- Your goal:
Return the records in full, exactly as given.

- The data:
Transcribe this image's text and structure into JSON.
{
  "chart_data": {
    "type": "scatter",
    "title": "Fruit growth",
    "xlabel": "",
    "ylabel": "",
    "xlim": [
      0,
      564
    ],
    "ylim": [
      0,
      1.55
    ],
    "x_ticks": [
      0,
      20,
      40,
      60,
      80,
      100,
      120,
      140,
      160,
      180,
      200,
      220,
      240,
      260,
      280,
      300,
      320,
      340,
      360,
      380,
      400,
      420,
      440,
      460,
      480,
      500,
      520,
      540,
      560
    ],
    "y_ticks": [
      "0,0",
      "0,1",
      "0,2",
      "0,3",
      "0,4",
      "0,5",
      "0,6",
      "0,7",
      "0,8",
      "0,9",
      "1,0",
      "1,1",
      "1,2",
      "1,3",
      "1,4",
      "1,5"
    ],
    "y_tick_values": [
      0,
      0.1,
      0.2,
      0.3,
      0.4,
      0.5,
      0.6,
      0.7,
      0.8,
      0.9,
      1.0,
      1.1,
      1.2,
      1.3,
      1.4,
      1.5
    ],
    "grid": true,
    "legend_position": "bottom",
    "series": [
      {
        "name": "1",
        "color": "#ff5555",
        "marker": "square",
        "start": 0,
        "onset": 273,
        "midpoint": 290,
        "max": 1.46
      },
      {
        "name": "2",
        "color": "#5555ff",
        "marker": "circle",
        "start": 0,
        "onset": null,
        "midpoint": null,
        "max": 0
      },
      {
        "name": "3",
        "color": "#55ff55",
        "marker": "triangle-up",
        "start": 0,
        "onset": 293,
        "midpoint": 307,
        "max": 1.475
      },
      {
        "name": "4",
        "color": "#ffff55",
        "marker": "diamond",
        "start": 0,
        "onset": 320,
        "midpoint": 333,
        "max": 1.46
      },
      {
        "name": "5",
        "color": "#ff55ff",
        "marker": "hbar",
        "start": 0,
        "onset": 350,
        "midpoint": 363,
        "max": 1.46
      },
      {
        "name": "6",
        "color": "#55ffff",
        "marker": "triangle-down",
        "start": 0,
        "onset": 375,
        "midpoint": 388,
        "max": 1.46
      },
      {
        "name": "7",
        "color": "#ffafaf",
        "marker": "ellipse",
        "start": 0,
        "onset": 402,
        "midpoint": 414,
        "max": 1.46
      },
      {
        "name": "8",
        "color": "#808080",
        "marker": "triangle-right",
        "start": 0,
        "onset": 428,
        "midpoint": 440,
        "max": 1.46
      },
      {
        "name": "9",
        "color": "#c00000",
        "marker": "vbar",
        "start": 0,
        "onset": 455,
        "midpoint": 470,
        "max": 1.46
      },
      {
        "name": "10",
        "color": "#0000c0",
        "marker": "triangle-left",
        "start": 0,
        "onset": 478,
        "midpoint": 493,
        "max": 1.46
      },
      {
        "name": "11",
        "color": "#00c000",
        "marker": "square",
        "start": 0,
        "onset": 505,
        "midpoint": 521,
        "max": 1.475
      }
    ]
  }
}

- Response to the exercise:
Transcribe this image's text and structure into JSON.
{
  "chart_data": {
    "type": "scatter",
    "title": "Fruit growth",
    "xlabel": "",
    "ylabel": "",
    "xlim": [
      0,
      564
    ],
    "ylim": [
      0,
      1.55
    ],
    "x_ticks": [
      0,
      20,
      40,
      60,
      80,
      100,
      120,
      140,
      160,
      180,
      200,
      220,
      240,
      260,
      280,
      300,
      320,
      340,
      360,
      380,
      400,
      420,
      440,
      460,
      480,
      500,
      520,
      540,
      560
    ],
    "y_ticks": [
      "0,0",
      "0,1",
      "0,2",
      "0,3",
      "0,4",
      "0,5",
      "0,6",
      "0,7",
      "0,8",
      "0,9",
      "1,0",
      "1,1",
      "1,2",
      "1,3",
      "1,4",
      "1,5"
    ],
    "y_tick_values": [
      0,
      0.1,
      0.2,
      0.3,
      0.4,
      0.5,
      0.6,
      0.7,
      0.8,
      0.9,
      1.0,
      1.1,
      1.2,
      1.3,
      1.4,
      1.5
    ],
    "grid": true,
    "legend_position": "bottom",
    "series": [
      {
        "name": "1",
        "color": "#ff5555",
        "marker": "square",
        "start": 0,
        "onset": 273,
        "midpoint": 290,
        "max": 1.46
      },
      {
        "name": "2",
        "color": "#5555ff",
        "marker": "circle",
        "start": 0,
        "onset": null,
        "midpoint": null,
        "max": 0
      },
      {
        "name": "3",
        "color": "#55ff55",
        "marker": "triangle-up",
        "start": 0,
        "onset": 293,
        "midpoint": 307,
        "max": 1.475
      },
      {
        "name": "4",
        "color": "#ffff55",
        "marker": "diamond",
        "start": 0,
        "onset": 320,
        "midpoint": 333,
        "max": 1.46
      },
      {
        "name": "5",
        "color": "#ff55ff",
        "marker": "hbar",
        "start": 0,
        "onset": 350,
        "midpoint": 363,
        "max": 1.46
      },
      {
        "name": "6",
        "color": "#55ffff",
        "marker": "triangle-down",
        "start": 0,
        "onset": 375,
        "midpoint": 388,
        "max": 1.46
      },
      {
        "name": "7",
        "color": "#ffafaf",
        "marker": "ellipse",
        "start": 0,
        "onset": 402,
        "midpoint": 414,
        "max": 1.46
      },
      {
        "name": "8",
        "color": "#808080",
        "marker": "triangle-right",
        "start": 0,
        "onset": 428,
        "midpoint": 440,
        "max": 1.46
      },
      {
        "name": "9",
        "color": "#c00000",
        "marker": "vbar",
        "start": 0,
        "onset": 455,
        "midpoint": 470,
        "max": 1.46
      },
      {
        "name": "10",
        "color": "#0000c0",
        "marker": "triangle-left",
        "start": 0,
        "onset": 478,
        "midpoint": 493,
        "max": 1.46
      },
      {
        "name": "11",
        "color": "#00c000",
        "marker": "square",
        "start": 0,
        "onset": 505,
        "midpoint": 521,
        "max": 1.475
      }
    ]
  }
}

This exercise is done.